[Saved data entries]

--- Start ---

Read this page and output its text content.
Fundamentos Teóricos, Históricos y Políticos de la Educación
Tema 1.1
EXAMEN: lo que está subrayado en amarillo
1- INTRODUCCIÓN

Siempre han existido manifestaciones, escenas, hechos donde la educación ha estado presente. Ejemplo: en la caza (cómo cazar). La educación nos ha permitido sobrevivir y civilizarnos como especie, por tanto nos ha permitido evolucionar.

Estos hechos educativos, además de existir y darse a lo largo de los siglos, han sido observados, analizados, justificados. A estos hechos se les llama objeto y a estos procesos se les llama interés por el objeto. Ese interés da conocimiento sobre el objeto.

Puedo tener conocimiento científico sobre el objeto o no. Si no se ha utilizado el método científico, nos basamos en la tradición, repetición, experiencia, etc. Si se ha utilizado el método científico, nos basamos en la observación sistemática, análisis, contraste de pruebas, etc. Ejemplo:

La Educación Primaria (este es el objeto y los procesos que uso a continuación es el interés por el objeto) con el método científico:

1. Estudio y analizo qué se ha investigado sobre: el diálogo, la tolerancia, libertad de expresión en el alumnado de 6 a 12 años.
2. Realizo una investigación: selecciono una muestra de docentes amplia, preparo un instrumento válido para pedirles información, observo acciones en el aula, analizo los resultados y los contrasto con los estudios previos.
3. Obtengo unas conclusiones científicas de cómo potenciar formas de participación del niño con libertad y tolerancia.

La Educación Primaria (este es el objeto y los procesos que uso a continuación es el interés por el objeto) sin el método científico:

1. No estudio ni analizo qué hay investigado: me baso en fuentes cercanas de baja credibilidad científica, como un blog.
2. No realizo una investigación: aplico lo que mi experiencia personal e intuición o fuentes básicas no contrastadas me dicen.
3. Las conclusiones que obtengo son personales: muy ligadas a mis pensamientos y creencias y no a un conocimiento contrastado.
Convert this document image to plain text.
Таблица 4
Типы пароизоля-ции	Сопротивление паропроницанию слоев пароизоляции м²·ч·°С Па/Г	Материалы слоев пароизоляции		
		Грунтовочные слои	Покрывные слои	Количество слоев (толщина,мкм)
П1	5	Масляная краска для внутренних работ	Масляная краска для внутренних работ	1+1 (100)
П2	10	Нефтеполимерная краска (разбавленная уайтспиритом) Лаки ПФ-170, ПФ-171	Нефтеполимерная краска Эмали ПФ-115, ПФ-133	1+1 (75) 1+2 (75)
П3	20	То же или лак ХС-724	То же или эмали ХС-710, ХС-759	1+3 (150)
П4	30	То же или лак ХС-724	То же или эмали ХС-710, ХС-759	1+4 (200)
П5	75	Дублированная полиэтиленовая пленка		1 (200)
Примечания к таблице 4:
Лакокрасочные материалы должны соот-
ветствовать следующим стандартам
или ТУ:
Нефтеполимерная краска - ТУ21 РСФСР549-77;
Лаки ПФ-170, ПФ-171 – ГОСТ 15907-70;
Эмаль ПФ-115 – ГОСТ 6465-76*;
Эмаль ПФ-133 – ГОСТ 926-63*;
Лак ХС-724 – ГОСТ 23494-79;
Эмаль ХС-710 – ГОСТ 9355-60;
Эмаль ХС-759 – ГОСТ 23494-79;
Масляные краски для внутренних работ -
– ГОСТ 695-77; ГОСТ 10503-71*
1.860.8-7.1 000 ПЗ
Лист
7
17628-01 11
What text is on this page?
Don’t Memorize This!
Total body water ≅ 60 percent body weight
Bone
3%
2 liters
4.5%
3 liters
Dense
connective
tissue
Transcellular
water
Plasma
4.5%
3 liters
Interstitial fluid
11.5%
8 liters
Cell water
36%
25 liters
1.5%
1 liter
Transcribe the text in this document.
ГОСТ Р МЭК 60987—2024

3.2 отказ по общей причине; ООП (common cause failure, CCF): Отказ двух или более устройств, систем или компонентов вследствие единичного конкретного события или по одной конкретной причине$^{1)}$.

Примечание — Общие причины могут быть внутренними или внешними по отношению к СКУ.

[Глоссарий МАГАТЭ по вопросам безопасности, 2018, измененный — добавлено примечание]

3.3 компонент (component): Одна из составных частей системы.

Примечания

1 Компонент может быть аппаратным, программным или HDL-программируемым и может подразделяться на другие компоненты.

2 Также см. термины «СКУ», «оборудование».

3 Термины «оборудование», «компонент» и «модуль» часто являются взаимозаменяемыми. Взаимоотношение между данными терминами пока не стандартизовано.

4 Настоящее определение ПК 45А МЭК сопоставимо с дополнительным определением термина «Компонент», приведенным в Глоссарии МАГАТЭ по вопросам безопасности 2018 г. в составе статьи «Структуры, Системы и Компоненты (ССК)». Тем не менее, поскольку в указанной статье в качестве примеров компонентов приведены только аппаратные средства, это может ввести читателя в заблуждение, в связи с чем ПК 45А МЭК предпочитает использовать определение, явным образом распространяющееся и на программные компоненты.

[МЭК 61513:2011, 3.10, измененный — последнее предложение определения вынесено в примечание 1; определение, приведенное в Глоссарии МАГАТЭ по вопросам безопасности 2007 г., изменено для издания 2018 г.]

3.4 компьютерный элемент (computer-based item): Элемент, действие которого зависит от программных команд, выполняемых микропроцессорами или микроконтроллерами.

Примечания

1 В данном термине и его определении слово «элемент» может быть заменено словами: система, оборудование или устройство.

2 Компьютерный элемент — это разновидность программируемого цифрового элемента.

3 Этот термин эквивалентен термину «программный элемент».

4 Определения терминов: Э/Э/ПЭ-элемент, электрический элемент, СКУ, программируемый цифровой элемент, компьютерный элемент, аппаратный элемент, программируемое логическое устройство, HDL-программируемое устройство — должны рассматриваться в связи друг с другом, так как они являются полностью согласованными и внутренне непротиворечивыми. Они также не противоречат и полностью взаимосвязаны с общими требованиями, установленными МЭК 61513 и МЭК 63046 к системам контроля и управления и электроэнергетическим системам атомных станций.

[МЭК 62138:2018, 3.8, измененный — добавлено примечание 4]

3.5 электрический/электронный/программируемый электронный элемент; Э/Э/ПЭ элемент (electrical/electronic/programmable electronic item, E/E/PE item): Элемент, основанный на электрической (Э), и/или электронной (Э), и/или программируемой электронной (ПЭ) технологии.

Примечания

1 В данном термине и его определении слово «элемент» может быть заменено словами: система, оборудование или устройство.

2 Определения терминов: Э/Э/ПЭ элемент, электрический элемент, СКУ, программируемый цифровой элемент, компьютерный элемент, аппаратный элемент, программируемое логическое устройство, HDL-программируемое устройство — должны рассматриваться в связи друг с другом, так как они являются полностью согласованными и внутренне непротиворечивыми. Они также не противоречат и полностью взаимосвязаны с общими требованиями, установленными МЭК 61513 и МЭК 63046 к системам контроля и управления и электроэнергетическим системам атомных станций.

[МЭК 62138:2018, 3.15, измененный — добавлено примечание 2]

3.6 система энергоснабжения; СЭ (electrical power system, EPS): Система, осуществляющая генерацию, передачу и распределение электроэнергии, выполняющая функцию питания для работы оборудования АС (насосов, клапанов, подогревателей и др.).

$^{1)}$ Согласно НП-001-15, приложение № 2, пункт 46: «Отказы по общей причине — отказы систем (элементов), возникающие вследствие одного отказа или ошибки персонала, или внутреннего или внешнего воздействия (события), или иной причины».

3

--- End ---

Exactly as written, please output every entry.

Read this page and output its text content.
Fundamentos Teóricos, Históricos y Políticos de la Educación
Tema 1.1
EXAMEN: lo que está subrayado en amarillo
1- INTRODUCCIÓN

Siempre han existido manifestaciones, escenas, hechos donde la educación ha estado presente. Ejemplo: en la caza (cómo cazar). La educación nos ha permitido sobrevivir y civilizarnos como especie, por tanto nos ha permitido evolucionar.

Estos hechos educativos, además de existir y darse a lo largo de los siglos, han sido observados, analizados, justificados. A estos hechos se les llama objeto y a estos procesos se les llama interés por el objeto. Ese interés da conocimiento sobre el objeto.

Puedo tener conocimiento científico sobre el objeto o no. Si no se ha utilizado el método científico, nos basamos en la tradición, repetición, experiencia, etc. Si se ha utilizado el método científico, nos basamos en la observación sistemática, análisis, contraste de pruebas, etc. Ejemplo:

La Educación Primaria (este es el objeto y los procesos que uso a continuación es el interés por el objeto) con el método científico:

1. Estudio y analizo qué se ha investigado sobre: el diálogo, la tolerancia, libertad de expresión en el alumnado de 6 a 12 años.
2. Realizo una investigación: selecciono una muestra de docentes amplia, preparo un instrumento válido para pedirles información, observo acciones en el aula, analizo los resultados y los contrasto con los estudios previos.
3. Obtengo unas conclusiones científicas de cómo potenciar formas de participación del niño con libertad y tolerancia.

La Educación Primaria (este es el objeto y los procesos que uso a continuación es el interés por el objeto) sin el método científico:

1. No estudio ni analizo qué hay investigado: me baso en fuentes cercanas de baja credibilidad científica, como un blog.
2. No realizo una investigación: aplico lo que mi experiencia personal e intuición o fuentes básicas no contrastadas me dicen.
3. Las conclusiones que obtengo son personales: muy ligadas a mis pensamientos y creencias y no a un conocimiento contrastado.
Convert this document image to plain text.
Таблица 4
Типы пароизоля-ции	Сопротивление паропроницанию слоев пароизоляции м²·ч·°С Па/Г	Материалы слоев пароизоляции		
		Грунтовочные слои	Покрывные слои	Количество слоев (толщина,мкм)
П1	5	Масляная краска для внутренних работ	Масляная краска для внутренних работ	1+1 (100)
П2	10	Нефтеполимерная краска (разбавленная уайтспиритом) Лаки ПФ-170, ПФ-171	Нефтеполимерная краска Эмали ПФ-115, ПФ-133	1+1 (75) 1+2 (75)
П3	20	То же или лак ХС-724	То же или эмали ХС-710, ХС-759	1+3 (150)
П4	30	То же или лак ХС-724	То же или эмали ХС-710, ХС-759	1+4 (200)
П5	75	Дублированная полиэтиленовая пленка		1 (200)
Примечания к таблице 4:
Лакокрасочные материалы должны соот-
ветствовать следующим стандартам
или ТУ:
Нефтеполимерная краска - ТУ21 РСФСР549-77;
Лаки ПФ-170, ПФ-171 – ГОСТ 15907-70;
Эмаль ПФ-115 – ГОСТ 6465-76*;
Эмаль ПФ-133 – ГОСТ 926-63*;
Лак ХС-724 – ГОСТ 23494-79;
Эмаль ХС-710 – ГОСТ 9355-60;
Эмаль ХС-759 – ГОСТ 23494-79;
Масляные краски для внутренних работ -
– ГОСТ 695-77; ГОСТ 10503-71*
1.860.8-7.1 000 ПЗ
Лист
7
17628-01 11
What text is on this page?
Don’t Memorize This!
Total body water ≅ 60 percent body weight
Bone
3%
2 liters
4.5%
3 liters
Dense
connective
tissue
Transcellular
water
Plasma
4.5%
3 liters
Interstitial fluid
11.5%
8 liters
Cell water
36%
25 liters
1.5%
1 liter
Transcribe the text in this document.
ГОСТ Р МЭК 60987—2024

3.2 отказ по общей причине; ООП (common cause failure, CCF): Отказ двух или более устройств, систем или компонентов вследствие единичного конкретного события или по одной конкретной причине$^{1)}$.

Примечание — Общие причины могут быть внутренними или внешними по отношению к СКУ.

[Глоссарий МАГАТЭ по вопросам безопасности, 2018, измененный — добавлено примечание]

3.3 компонент (component): Одна из составных частей системы.

Примечания

1 Компонент может быть аппаратным, программным или HDL-программируемым и может подразделяться на другие компоненты.

2 Также см. термины «СКУ», «оборудование».

3 Термины «оборудование», «компонент» и «модуль» часто являются взаимозаменяемыми. Взаимоотношение между данными терминами пока не стандартизовано.

4 Настоящее определение ПК 45А МЭК сопоставимо с дополнительным определением термина «Компонент», приведенным в Глоссарии МАГАТЭ по вопросам безопасности 2018 г. в составе статьи «Структуры, Системы и Компоненты (ССК)». Тем не менее, поскольку в указанной статье в качестве примеров компонентов приведены только аппаратные средства, это может ввести читателя в заблуждение, в связи с чем ПК 45А МЭК предпочитает использовать определение, явным образом распространяющееся и на программные компоненты.

[МЭК 61513:2011, 3.10, измененный — последнее предложение определения вынесено в примечание 1; определение, приведенное в Глоссарии МАГАТЭ по вопросам безопасности 2007 г., изменено для издания 2018 г.]

3.4 компьютерный элемент (computer-based item): Элемент, действие которого зависит от программных команд, выполняемых микропроцессорами или микроконтроллерами.

Примечания

1 В данном термине и его определении слово «элемент» может быть заменено словами: система, оборудование или устройство.

2 Компьютерный элемент — это разновидность программируемого цифрового элемента.

3 Этот термин эквивалентен термину «программный элемент».

4 Определения терминов: Э/Э/ПЭ-элемент, электрический элемент, СКУ, программируемый цифровой элемент, компьютерный элемент, аппаратный элемент, программируемое логическое устройство, HDL-программируемое устройство — должны рассматриваться в связи друг с другом, так как они являются полностью согласованными и внутренне непротиворечивыми. Они также не противоречат и полностью взаимосвязаны с общими требованиями, установленными МЭК 61513 и МЭК 63046 к системам контроля и управления и электроэнергетическим системам атомных станций.

[МЭК 62138:2018, 3.8, измененный — добавлено примечание 4]

3.5 электрический/электронный/программируемый электронный элемент; Э/Э/ПЭ элемент (electrical/electronic/programmable electronic item, E/E/PE item): Элемент, основанный на электрической (Э), и/или электронной (Э), и/или программируемой электронной (ПЭ) технологии.

Примечания

1 В данном термине и его определении слово «элемент» может быть заменено словами: система, оборудование или устройство.

2 Определения терминов: Э/Э/ПЭ элемент, электрический элемент, СКУ, программируемый цифровой элемент, компьютерный элемент, аппаратный элемент, программируемое логическое устройство, HDL-программируемое устройство — должны рассматриваться в связи друг с другом, так как они являются полностью согласованными и внутренне непротиворечивыми. Они также не противоречат и полностью взаимосвязаны с общими требованиями, установленными МЭК 61513 и МЭК 63046 к системам контроля и управления и электроэнергетическим системам атомных станций.

[МЭК 62138:2018, 3.15, измененный — добавлено примечание 2]

3.6 система энергоснабжения; СЭ (electrical power system, EPS): Система, осуществляющая генерацию, передачу и распределение электроэнергии, выполняющая функцию питания для работы оборудования АС (насосов, клапанов, подогревателей и др.).

$^{1)}$ Согласно НП-001-15, приложение № 2, пункт 46: «Отказы по общей причине — отказы систем (элементов), возникающие вследствие одного отказа или ошибки персонала, или внутреннего или внешнего воздействия (события), или иной причины».

3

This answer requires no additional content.